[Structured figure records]
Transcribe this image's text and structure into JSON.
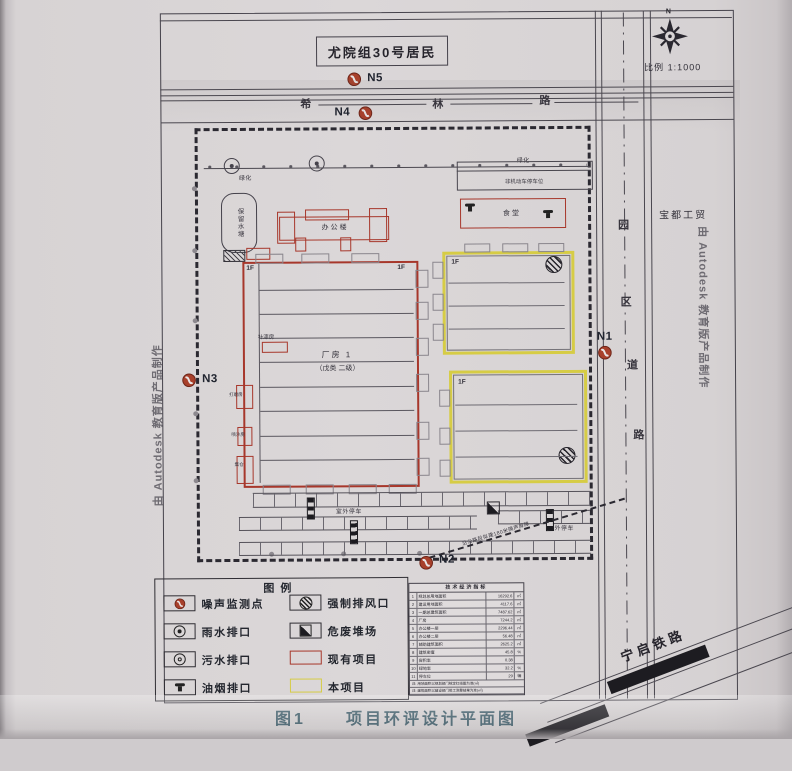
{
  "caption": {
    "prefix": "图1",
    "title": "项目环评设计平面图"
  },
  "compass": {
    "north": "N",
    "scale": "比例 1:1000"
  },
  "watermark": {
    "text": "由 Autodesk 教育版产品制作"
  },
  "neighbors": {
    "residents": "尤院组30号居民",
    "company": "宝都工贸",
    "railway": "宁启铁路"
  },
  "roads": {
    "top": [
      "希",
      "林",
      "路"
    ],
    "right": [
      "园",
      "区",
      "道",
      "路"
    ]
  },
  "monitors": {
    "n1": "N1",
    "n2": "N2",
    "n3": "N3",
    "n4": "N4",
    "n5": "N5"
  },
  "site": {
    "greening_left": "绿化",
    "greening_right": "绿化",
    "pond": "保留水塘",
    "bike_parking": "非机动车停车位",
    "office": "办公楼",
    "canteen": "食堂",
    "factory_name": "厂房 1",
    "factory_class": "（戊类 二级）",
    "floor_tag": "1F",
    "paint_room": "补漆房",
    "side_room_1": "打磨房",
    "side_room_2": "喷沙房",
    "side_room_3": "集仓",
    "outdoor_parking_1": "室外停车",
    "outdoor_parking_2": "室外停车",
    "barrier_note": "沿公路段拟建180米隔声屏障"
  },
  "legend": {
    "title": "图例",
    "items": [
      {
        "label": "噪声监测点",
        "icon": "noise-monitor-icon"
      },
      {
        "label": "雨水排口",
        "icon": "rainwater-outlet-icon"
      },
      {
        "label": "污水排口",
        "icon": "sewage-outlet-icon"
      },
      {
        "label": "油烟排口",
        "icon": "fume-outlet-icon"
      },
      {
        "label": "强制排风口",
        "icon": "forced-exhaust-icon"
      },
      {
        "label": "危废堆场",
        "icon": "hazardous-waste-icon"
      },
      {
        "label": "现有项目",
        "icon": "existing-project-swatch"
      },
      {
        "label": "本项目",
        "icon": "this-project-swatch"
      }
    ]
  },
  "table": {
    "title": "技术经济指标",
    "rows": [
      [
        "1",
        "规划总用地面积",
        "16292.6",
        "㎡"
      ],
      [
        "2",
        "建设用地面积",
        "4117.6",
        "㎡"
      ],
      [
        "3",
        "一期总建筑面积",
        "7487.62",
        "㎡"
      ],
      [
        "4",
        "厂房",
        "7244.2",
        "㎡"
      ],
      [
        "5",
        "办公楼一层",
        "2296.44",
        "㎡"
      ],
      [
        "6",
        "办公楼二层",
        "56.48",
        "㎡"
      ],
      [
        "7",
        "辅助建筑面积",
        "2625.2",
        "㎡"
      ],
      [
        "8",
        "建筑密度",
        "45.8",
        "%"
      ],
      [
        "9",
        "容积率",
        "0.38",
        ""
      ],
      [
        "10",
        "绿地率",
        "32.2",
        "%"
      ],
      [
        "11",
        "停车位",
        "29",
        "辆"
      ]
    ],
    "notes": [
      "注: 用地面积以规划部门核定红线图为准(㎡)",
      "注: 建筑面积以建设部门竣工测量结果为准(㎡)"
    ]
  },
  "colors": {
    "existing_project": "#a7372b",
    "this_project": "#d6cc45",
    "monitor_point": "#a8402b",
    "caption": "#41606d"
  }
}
==
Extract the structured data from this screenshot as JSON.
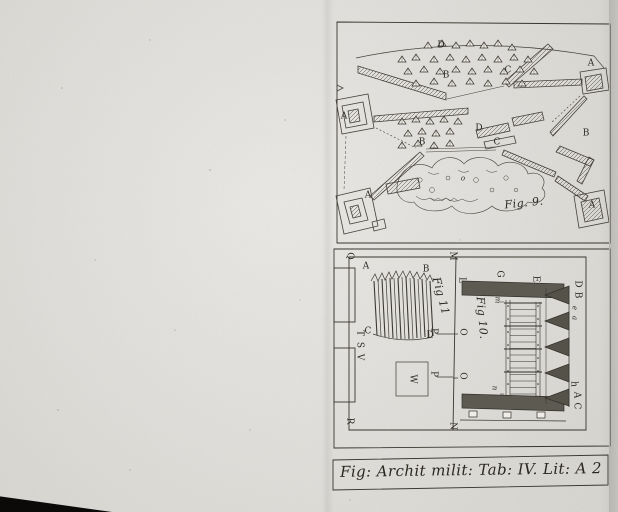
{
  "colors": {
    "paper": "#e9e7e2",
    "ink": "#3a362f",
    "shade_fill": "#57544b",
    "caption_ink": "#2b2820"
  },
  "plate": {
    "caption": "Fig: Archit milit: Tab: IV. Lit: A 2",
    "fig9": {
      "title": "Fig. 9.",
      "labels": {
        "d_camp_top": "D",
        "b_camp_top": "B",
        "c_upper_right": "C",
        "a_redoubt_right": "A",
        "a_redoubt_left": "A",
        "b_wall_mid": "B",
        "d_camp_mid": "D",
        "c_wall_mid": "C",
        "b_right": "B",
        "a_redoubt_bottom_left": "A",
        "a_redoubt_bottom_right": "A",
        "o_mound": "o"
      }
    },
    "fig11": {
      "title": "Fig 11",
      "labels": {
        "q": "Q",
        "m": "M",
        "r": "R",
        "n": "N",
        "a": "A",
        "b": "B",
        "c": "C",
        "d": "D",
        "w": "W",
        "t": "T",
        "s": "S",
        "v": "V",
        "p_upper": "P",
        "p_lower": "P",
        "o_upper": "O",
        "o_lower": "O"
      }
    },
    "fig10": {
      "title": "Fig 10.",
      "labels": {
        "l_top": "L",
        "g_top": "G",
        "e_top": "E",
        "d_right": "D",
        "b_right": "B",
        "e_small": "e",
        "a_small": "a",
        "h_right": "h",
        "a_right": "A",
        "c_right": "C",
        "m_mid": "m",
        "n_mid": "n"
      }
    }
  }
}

Task —
Say how many lines in this listing hold the string "title", giving the count and nothing more.

Task output —
6